_Set task_. Copy word for word the lines in the records below, starting at the line that contains "- svg-text:0: 0: [47, 309, 54, 323]" and ending at the line that contains "- svg-text:1980: 1980: [439, 325, 466, 339]", with both of those lines included.
::::
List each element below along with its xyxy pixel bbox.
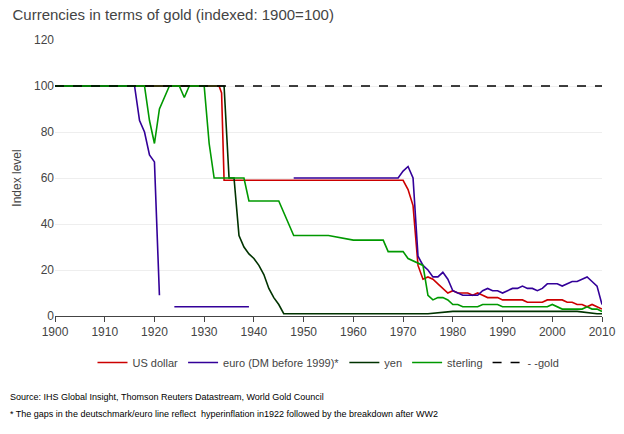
- svg-text:0: 0: [47, 309, 54, 323]
- svg-text:Source: IHS Global Insight, Th: Source: IHS Global Insight, Thomson Reut…: [10, 392, 324, 402]
- svg-text:40: 40: [41, 217, 55, 231]
- svg-text:2000: 2000: [539, 325, 566, 339]
- svg-text:1980: 1980: [439, 325, 466, 339]
- svg-text:1920: 1920: [141, 325, 168, 339]
- svg-text:1950: 1950: [290, 325, 317, 339]
- svg-text:1910: 1910: [91, 325, 118, 339]
- svg-text:2010: 2010: [589, 325, 616, 339]
- svg-text:20: 20: [41, 263, 55, 277]
- svg-text:1940: 1940: [241, 325, 268, 339]
- svg-text:- -gold: - -gold: [528, 357, 559, 369]
- svg-text:US dollar: US dollar: [133, 357, 179, 369]
- svg-text:1990: 1990: [489, 325, 516, 339]
- svg-text:sterling: sterling: [447, 357, 482, 369]
- svg-text:80: 80: [41, 125, 55, 139]
- svg-text:1930: 1930: [191, 325, 218, 339]
- svg-text:1900: 1900: [42, 325, 69, 339]
- svg-text:euro (DM before 1999)*: euro (DM before 1999)*: [223, 357, 339, 369]
- svg-text:Currencies in terms of gold (i: Currencies in terms of gold (indexed: 19…: [12, 6, 333, 23]
- svg-text:yen: yen: [384, 357, 402, 369]
- svg-text:1970: 1970: [390, 325, 417, 339]
- svg-text:* The gaps in the deutschmark/: * The gaps in the deutschmark/euro line …: [10, 409, 438, 419]
- svg-text:Index level: Index level: [10, 149, 24, 206]
- svg-text:100: 100: [34, 79, 54, 93]
- svg-text:120: 120: [34, 33, 54, 47]
- svg-text:1960: 1960: [340, 325, 367, 339]
- svg-text:60: 60: [41, 171, 55, 185]
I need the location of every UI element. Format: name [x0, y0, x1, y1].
::::
_Full solution_.
- svg-text:0: 0: [47, 309, 54, 323]
- svg-text:Source: IHS Global Insight, Th: Source: IHS Global Insight, Thomson Reut…: [10, 392, 324, 402]
- svg-text:40: 40: [41, 217, 55, 231]
- svg-text:2000: 2000: [539, 325, 566, 339]
- svg-text:1980: 1980: [439, 325, 466, 339]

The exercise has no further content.